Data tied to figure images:
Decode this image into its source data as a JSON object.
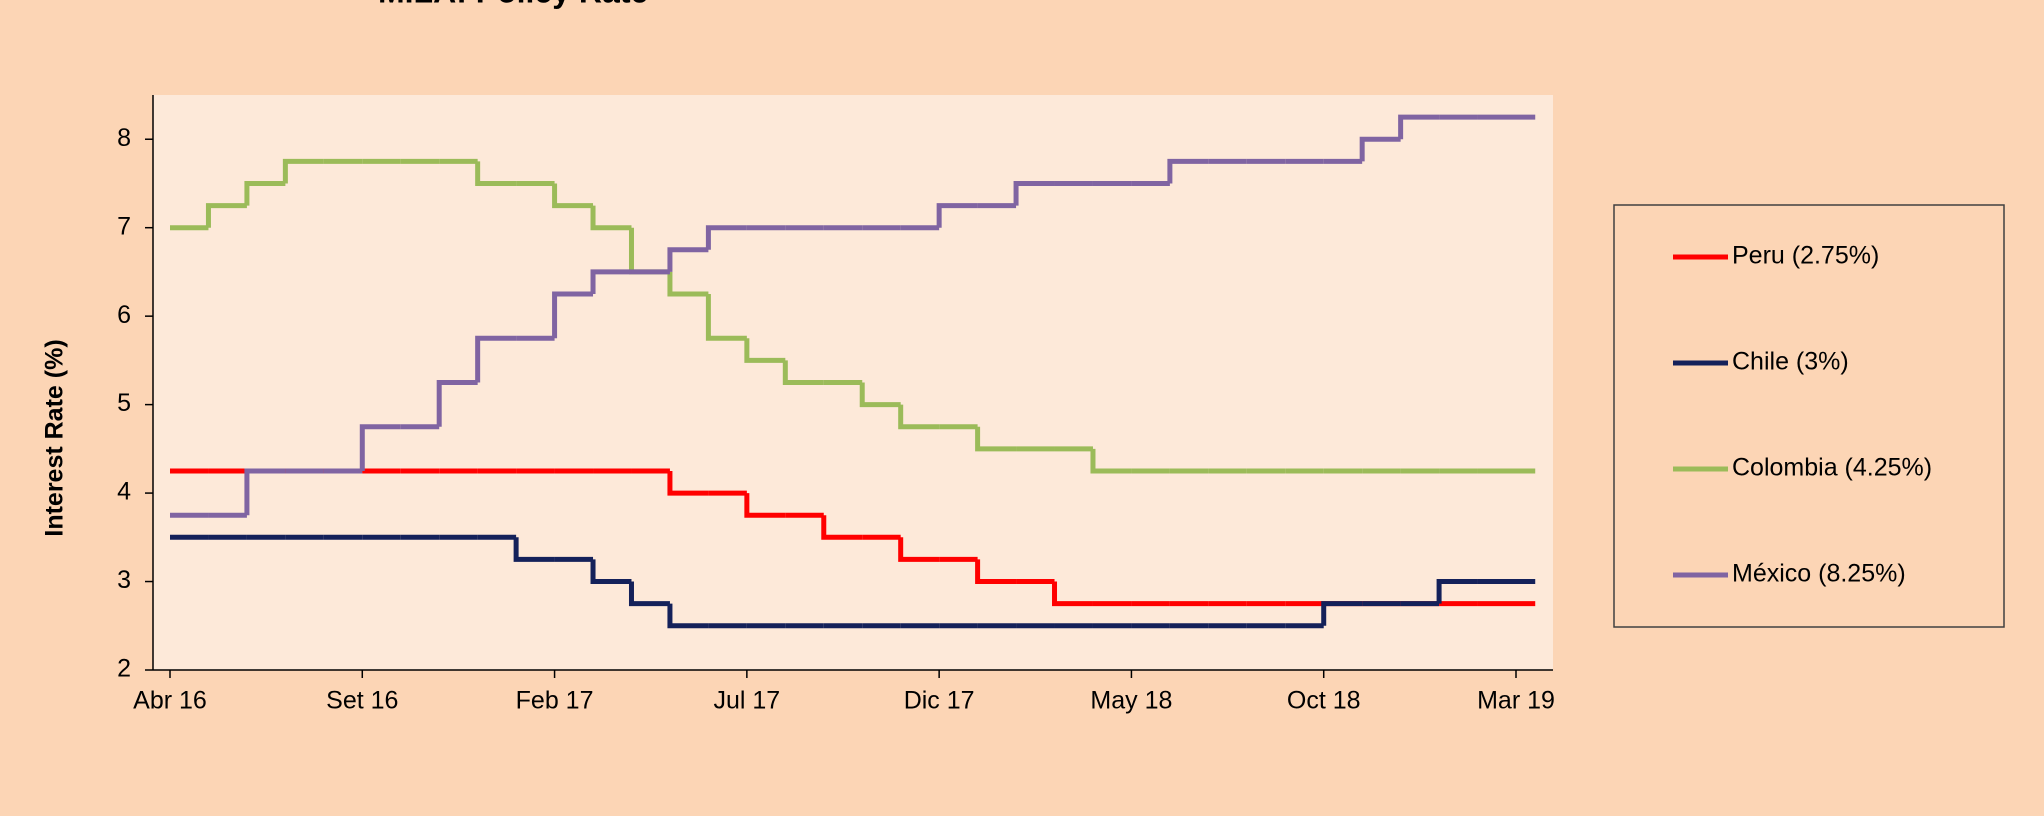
{
  "chart_data": {
    "type": "step-line",
    "title": "MILA: Policy Rate",
    "y_label": "Interest Rate (%)",
    "categories": [
      "Abr 16",
      null,
      null,
      null,
      null,
      "Set 16",
      null,
      null,
      null,
      null,
      "Feb 17",
      null,
      null,
      null,
      null,
      "Jul 17",
      null,
      null,
      null,
      null,
      "Dic 17",
      null,
      null,
      null,
      null,
      "May 18",
      null,
      null,
      null,
      null,
      "Oct 18",
      null,
      null,
      null,
      null,
      "Mar 19"
    ],
    "series": [
      {
        "name": "Peru (2.75%)",
        "color": "#ff0000",
        "values": [
          4.25,
          4.25,
          4.25,
          4.25,
          4.25,
          4.25,
          4.25,
          4.25,
          4.25,
          4.25,
          4.25,
          4.25,
          4.25,
          4.0,
          4.0,
          3.75,
          3.75,
          3.5,
          3.5,
          3.25,
          3.25,
          3.0,
          3.0,
          2.75,
          2.75,
          2.75,
          2.75,
          2.75,
          2.75,
          2.75,
          2.75,
          2.75,
          2.75,
          2.75,
          2.75,
          2.75
        ]
      },
      {
        "name": "Chile (3%)",
        "color": "#14215a",
        "values": [
          3.5,
          3.5,
          3.5,
          3.5,
          3.5,
          3.5,
          3.5,
          3.5,
          3.5,
          3.25,
          3.25,
          3.0,
          2.75,
          2.5,
          2.5,
          2.5,
          2.5,
          2.5,
          2.5,
          2.5,
          2.5,
          2.5,
          2.5,
          2.5,
          2.5,
          2.5,
          2.5,
          2.5,
          2.5,
          2.5,
          2.75,
          2.75,
          2.75,
          3.0,
          3.0,
          3.0
        ]
      },
      {
        "name": "Colombia (4.25%)",
        "color": "#9bbb59",
        "values": [
          7.0,
          7.25,
          7.5,
          7.75,
          7.75,
          7.75,
          7.75,
          7.75,
          7.5,
          7.5,
          7.25,
          7.0,
          6.5,
          6.25,
          5.75,
          5.5,
          5.25,
          5.25,
          5.0,
          4.75,
          4.75,
          4.5,
          4.5,
          4.5,
          4.25,
          4.25,
          4.25,
          4.25,
          4.25,
          4.25,
          4.25,
          4.25,
          4.25,
          4.25,
          4.25,
          4.25
        ]
      },
      {
        "name": "México (8.25%)",
        "color": "#8064a2",
        "values": [
          3.75,
          3.75,
          4.25,
          4.25,
          4.25,
          4.75,
          4.75,
          5.25,
          5.75,
          5.75,
          6.25,
          6.5,
          6.5,
          6.75,
          7.0,
          7.0,
          7.0,
          7.0,
          7.0,
          7.0,
          7.25,
          7.25,
          7.5,
          7.5,
          7.5,
          7.5,
          7.75,
          7.75,
          7.75,
          7.75,
          7.75,
          8.0,
          8.25,
          8.25,
          8.25,
          8.25
        ]
      }
    ],
    "ylim": [
      2,
      8.5
    ],
    "yticks": [
      2,
      3,
      4,
      5,
      6,
      7,
      8
    ],
    "plot_background": "#fde9d9",
    "legend": "right"
  }
}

## WHAT YOU WILL DO
Search the listing for the string "name". Copy each line where it turns up.

## REPLY TO THE EXERCISE
        "name": "Peru (2.75%)",
        "name": "Chile (3%)",
        "name": "Colombia (4.25%)",
        "name": "México (8.25%)",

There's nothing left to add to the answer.